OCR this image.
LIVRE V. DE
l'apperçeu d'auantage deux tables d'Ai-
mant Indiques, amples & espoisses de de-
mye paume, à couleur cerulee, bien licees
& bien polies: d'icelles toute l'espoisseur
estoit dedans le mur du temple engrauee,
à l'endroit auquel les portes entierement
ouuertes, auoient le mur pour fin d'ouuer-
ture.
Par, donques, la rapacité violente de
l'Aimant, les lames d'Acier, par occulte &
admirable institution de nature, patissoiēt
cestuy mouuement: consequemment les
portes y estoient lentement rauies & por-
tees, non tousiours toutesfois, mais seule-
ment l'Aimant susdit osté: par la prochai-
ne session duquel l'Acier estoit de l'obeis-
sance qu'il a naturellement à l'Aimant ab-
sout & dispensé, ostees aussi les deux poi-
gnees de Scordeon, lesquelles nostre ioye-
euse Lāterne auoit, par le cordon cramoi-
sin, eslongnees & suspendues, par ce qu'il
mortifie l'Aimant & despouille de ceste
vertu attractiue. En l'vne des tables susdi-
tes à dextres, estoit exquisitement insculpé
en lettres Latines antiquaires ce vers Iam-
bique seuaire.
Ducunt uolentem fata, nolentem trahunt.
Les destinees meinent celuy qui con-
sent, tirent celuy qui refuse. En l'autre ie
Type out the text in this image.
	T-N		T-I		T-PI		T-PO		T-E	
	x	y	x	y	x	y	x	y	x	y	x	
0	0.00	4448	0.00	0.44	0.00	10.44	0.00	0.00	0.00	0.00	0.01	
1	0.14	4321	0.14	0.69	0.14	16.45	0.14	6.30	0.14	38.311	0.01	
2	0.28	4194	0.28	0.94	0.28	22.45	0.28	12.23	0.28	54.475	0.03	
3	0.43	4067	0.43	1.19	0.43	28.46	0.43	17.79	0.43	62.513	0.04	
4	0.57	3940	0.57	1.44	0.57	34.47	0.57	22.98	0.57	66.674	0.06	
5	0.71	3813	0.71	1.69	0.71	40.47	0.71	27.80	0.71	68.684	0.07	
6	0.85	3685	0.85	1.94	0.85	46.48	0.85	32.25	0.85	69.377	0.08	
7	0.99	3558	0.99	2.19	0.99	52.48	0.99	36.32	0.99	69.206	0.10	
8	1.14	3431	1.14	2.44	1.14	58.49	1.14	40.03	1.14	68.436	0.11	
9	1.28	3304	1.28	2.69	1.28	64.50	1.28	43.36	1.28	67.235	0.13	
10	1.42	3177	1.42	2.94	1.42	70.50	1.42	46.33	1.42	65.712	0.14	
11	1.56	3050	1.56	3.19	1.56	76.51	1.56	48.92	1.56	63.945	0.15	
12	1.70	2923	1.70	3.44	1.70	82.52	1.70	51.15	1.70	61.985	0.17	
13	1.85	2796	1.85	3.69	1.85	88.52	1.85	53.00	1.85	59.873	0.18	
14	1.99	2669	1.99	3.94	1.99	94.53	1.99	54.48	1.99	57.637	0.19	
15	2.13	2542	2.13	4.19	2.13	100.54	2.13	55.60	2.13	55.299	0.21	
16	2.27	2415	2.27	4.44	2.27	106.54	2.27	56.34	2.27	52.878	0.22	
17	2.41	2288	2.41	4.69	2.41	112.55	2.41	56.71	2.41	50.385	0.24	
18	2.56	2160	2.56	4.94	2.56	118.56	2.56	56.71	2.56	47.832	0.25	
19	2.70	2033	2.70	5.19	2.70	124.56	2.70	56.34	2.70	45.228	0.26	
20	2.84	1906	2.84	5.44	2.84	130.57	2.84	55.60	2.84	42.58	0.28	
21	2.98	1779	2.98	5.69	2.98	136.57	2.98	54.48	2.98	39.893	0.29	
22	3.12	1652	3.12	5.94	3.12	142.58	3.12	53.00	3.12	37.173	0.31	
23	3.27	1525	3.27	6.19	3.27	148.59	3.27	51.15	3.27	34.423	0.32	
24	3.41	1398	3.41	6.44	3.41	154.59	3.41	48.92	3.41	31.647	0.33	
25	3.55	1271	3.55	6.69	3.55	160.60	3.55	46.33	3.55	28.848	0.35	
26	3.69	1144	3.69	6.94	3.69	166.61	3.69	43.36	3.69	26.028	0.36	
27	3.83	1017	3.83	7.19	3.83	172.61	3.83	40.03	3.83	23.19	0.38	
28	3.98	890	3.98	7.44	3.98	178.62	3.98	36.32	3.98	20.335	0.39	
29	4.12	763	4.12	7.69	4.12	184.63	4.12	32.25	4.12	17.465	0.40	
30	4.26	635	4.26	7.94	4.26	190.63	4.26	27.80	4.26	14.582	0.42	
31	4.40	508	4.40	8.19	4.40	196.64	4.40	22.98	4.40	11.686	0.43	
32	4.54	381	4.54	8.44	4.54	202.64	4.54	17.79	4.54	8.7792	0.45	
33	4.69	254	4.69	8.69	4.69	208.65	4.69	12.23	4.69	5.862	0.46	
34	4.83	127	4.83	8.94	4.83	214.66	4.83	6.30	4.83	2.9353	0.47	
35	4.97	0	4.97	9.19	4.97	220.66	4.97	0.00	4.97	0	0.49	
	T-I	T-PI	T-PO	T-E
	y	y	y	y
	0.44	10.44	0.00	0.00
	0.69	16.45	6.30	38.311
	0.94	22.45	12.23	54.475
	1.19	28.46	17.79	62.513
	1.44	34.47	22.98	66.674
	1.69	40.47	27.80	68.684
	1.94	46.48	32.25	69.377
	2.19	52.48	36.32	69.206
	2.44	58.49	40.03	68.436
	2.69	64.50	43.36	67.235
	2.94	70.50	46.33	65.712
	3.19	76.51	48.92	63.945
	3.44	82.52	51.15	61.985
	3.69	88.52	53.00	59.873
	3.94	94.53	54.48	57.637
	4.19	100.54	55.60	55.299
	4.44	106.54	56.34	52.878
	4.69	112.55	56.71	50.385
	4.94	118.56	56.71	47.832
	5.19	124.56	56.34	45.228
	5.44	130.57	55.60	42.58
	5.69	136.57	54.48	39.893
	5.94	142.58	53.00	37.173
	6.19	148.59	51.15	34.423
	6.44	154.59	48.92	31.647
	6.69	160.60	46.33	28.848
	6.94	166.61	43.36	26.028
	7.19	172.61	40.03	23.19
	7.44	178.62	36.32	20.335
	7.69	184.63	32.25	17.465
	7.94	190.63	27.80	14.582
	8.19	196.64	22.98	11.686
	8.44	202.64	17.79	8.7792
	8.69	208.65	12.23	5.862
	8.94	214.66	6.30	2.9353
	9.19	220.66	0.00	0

* **WORK TO COMPLETE**:
Check the data for the word "this" and pull out the lines that have it.

* **EXERCISE RESULT**:
OCR this image.
Type out the text in this image.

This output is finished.